=== DO THIS ===
Report the number of lines that hold the string "invoices". Leave out any other text.

start RECORDS FOR THIS TASK

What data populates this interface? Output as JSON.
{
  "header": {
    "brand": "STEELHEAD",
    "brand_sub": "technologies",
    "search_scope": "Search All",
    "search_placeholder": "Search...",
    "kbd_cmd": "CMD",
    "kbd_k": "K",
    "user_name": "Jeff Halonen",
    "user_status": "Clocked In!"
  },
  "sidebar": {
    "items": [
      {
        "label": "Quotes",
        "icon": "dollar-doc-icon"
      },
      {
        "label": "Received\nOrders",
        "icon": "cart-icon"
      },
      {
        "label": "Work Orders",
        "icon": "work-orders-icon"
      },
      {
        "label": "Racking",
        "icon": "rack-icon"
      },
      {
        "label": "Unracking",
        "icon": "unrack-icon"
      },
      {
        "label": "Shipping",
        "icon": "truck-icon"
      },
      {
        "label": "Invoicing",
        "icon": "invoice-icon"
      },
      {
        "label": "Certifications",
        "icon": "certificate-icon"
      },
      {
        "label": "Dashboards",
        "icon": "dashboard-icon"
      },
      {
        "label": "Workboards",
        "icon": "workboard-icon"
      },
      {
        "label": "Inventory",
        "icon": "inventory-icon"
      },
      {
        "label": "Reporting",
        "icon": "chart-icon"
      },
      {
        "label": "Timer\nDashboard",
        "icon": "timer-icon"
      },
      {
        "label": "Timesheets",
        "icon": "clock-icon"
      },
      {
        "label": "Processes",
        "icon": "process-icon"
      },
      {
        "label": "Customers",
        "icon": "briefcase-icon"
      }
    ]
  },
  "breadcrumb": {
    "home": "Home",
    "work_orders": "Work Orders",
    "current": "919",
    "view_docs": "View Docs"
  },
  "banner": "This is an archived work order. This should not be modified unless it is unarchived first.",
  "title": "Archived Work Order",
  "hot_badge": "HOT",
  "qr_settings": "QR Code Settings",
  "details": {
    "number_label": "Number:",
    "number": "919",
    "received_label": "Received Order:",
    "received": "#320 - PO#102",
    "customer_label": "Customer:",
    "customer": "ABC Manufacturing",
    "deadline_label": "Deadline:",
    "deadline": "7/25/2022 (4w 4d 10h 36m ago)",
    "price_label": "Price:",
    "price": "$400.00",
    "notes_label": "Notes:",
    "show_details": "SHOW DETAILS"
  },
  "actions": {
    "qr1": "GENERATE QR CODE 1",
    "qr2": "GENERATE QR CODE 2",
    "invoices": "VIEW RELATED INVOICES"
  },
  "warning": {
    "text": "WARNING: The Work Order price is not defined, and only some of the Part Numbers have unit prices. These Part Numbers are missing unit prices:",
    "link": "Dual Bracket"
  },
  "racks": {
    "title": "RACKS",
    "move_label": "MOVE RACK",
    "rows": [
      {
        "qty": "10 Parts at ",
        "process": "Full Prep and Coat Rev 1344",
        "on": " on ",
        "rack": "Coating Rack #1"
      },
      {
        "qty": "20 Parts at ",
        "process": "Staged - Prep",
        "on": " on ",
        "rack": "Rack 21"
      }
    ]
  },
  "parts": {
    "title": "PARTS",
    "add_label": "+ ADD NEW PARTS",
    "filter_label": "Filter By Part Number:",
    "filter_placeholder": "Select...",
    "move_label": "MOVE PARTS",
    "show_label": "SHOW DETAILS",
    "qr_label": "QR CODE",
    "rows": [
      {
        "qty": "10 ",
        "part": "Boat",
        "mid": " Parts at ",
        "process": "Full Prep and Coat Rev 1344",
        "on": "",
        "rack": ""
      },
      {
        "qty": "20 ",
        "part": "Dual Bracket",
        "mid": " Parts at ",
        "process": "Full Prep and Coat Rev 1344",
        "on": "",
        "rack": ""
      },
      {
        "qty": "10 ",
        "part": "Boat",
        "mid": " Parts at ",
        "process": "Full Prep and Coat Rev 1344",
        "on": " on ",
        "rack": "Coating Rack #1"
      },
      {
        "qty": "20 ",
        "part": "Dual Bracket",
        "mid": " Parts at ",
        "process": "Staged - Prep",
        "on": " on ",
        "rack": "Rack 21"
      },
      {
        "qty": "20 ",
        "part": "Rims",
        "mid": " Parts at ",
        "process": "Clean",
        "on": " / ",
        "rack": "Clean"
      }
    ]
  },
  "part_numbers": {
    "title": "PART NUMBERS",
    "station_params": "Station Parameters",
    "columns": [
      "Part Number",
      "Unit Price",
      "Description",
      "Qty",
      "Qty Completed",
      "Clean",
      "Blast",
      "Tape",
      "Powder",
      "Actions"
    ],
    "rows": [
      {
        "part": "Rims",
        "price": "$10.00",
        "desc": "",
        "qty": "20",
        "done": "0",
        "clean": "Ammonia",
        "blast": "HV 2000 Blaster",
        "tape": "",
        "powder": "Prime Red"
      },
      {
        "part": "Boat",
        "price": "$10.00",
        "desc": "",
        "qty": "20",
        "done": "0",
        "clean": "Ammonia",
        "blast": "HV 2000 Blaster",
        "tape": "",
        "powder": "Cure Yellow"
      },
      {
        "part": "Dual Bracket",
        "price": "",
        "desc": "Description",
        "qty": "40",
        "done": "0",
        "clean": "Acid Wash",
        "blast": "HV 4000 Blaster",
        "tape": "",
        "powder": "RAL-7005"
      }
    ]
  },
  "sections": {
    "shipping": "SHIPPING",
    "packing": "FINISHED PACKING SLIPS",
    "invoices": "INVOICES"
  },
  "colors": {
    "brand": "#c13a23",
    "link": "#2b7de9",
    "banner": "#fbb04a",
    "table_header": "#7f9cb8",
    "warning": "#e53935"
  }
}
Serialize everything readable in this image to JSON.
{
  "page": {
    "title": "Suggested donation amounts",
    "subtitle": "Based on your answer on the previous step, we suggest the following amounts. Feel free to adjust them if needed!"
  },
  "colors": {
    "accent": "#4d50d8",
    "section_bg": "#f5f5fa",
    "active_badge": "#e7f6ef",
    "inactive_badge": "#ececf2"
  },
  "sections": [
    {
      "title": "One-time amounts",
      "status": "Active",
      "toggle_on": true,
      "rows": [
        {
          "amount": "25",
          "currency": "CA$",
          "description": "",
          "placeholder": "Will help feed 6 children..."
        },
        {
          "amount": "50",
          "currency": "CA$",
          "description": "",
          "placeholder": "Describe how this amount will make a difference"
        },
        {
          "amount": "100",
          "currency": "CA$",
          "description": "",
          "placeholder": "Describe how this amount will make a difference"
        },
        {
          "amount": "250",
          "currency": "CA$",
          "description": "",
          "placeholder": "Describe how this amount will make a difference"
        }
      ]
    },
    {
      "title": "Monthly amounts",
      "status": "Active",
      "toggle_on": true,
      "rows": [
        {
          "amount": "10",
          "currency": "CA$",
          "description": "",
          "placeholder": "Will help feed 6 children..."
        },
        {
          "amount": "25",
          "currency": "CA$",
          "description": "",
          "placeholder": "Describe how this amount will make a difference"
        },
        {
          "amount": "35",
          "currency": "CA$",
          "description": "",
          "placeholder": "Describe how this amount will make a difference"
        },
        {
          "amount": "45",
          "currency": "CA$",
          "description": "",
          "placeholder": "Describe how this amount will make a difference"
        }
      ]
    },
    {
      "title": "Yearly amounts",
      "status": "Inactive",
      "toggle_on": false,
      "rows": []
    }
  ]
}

end RECORDS FOR THIS TASK

=== FULL RESPONSE ===
2